** EXERCISE 1 **
Reproduce the Cruze forum thread word for word, everything from "I picked my" down to "and drive event.".
** EXERCISE 2 **
Carry on the forum thread about driving the Cruze from the point where it stops.

** PAGE EXCERPT **

+-------+

# Is the Cruze fun/sporty to drive?



## wbwing (Feb 23, 2011)

I am looking to get a new Cruze and test drove one today, but have a few questions that I couldn't find concrete answers to upon searching the forums and reviews.

Namely, one thing I am really looking for is "fun to drive". And handling/sportyness is my key criteria for this. I drove the LT1 w/o alloy wheels this morning and got a really smooth and quiet drive, but couldn't really get a feel for how it handles. The car really felt "drive by wire", as in, I couldn't really feel the road (really aloof). The main issue with this feeling was that I couldn't really feel the limit of the car through the corner, so I was hesitant to push it very far. Ofcourse, as it was a test drive, I didn't want to drive too aggressively on a car I'm not familiar with. So I want to ask those that have been driving the car for a while, is the car really fun to drive/handle well? Also, has anyone driven both the LT1 and LT2 with 17inch wheels and Z-link suspension? is there a big difference? I'd rather stay close to the price point of the LT1, as that has a pretty nice interior as is and I don't need all the features of the LT2, but if the LT2 with 17 inch wheels is a lot more fun to drive, it would be worth it. 

Second question, when I floored it, it didn't feel super powerful, but when I looked at the speedometer I realized I was already going pretty fast. Does the car feel good on the freeways and such? Get up mountains and pass cars pretty easily? I'm thinking it might have just been how quiet the car was.

Any help would be greatly appreciated


----------



## bigbee60 (Nov 24, 2010)

I picked my car up last Friday (ordered 11/12/2010). It is a LT2 RS with 16" alloy wheels, but the same Firestone 60 series FR710 tires and front disc/rear drum brakes with regular suspension as on the LS and LT1 models with steel wheels. Before ordering the car I had driven for a week an LTZ model which comes with the 18" alloy rims shod with 45 series Michelin Pilot tires, sport suspension, and four wheel disc brakes. The LT2 17" wheel package also has the sport suspension, and four wheel disc brakes with 50 series tires (Goodyear on the model I test drove). I also test drove an LT1 with 16" steel wheels in my shopping phase and at a Chevy ride and drive event.

+-------+

** DATASET EXCERPT **
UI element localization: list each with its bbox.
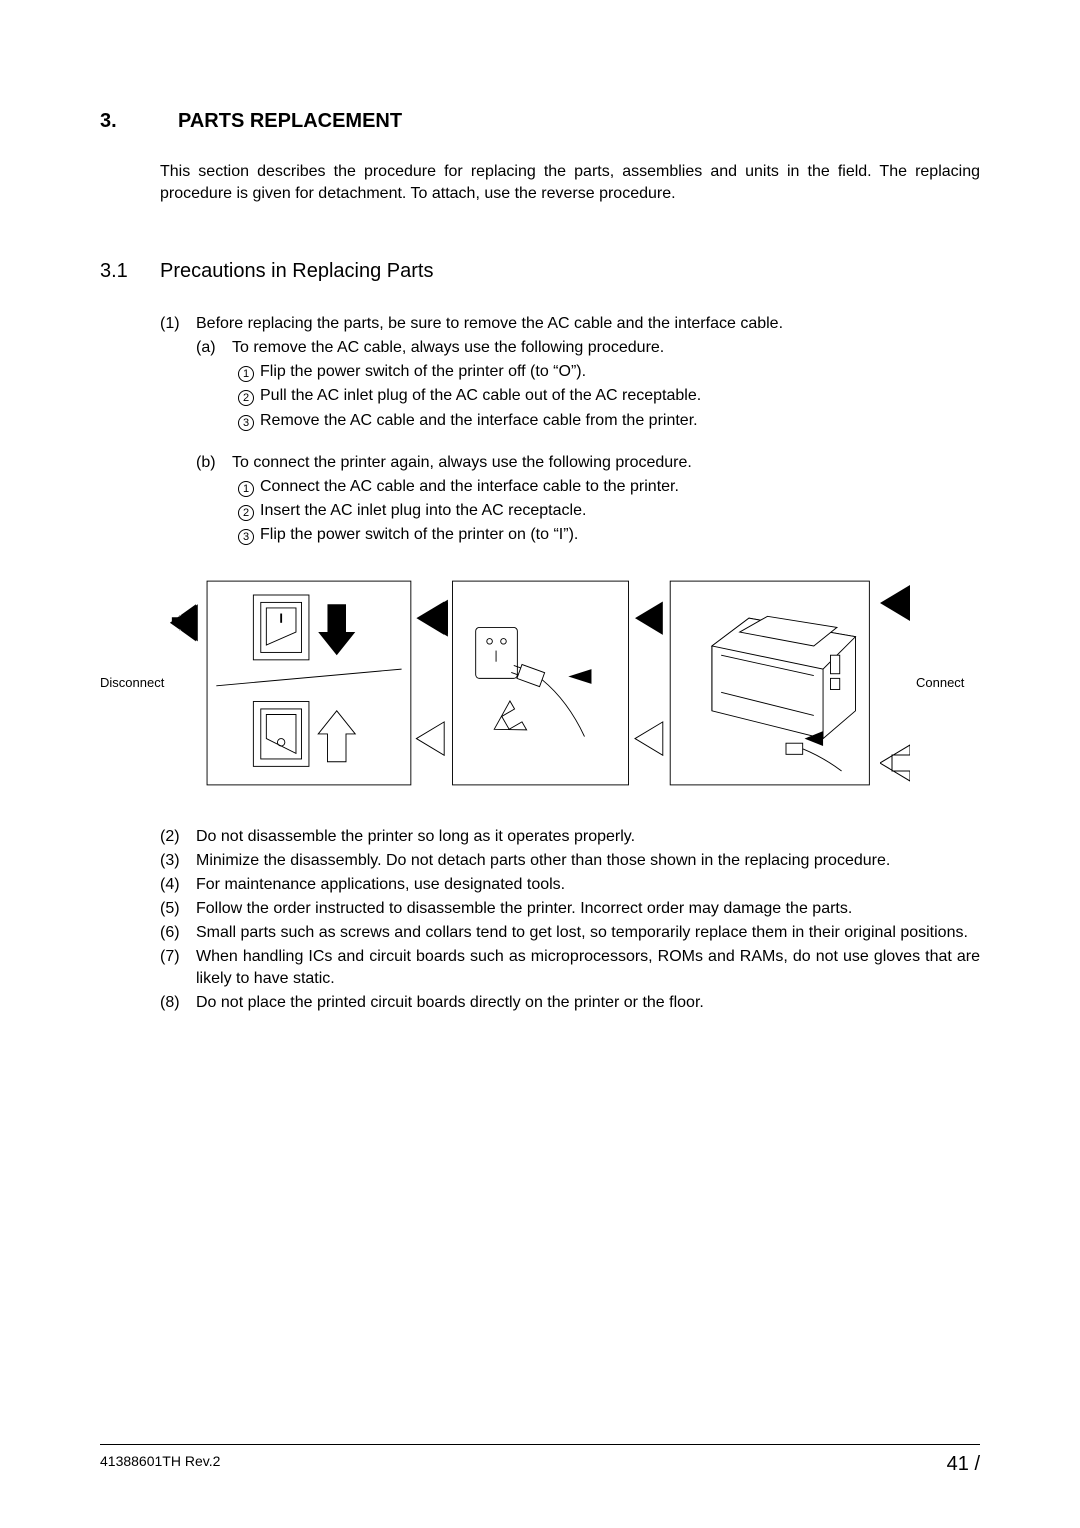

+-------+

** TASK RESPONSE 1 **
I picked my car up last Friday (ordered 11/12/2010). It is a LT2 RS with 16" alloy wheels, but the same Firestone 60 series FR710 tires and front disc/rear drum brakes with regular suspension as on the LS and LT1 models with steel wheels. Before ordering the car I had driven for a week an LTZ model which comes with the 18" alloy rims shod with 45 series Michelin Pilot tires, sport suspension, and four wheel disc brakes. The LT2 17" wheel package also has the sport suspension, and four wheel disc brakes with 50 series tires (Goodyear on the model I test drove). I also test drove an LT1 with 16" steel wheels in my shopping phase and at a Chevy ride and drive event.

** TASK RESPONSE 2 **
To compare the models, I found braking the same in all trims - even with the all disc in 17" wheel LT2 and 18" wheel LTZ models. In all cases the stopping feel and distance is very good, but the pedal travel as you apply the brakes is long before it firms up. I'd say the pedal travel is 2-3" before the brakes are fully applied. Steering feel is pretty heavy and you can feel the electric power steering effect in the somewhat muted feedback. Despite that, the car really corners well as both my own car and the LTZ handled a decreasing radius off ramp on my work commute as good as any vehicle I've owned with the exception of my Boxster S summer ride. The car has lots of understeer built in and the ESP will activate and turn the nose in if you get silly in a cornering situation. The LT1 I drove at the Chevy event was very composed in a handling course with cones and sections for panic braking and emergency lane changes. Acceleration is a bit tepid compared to a V-6 or V-8. I had a 2005 Malibu with the trusty 3.5L V-6 and it was much heartier in acceleration than the Cruze (~7.5 sec. vs. 9 sec. 0-60mph). You can feel the lack of torque from the small engine in the Cruze. Despite that, the Cruze never feels underpowered on highway merges or in up and downhill stretches on interstate highways. Engine braking is more noise than effect due to the small engine not being able to engine brake a 3000 lb car with such little torque on tap.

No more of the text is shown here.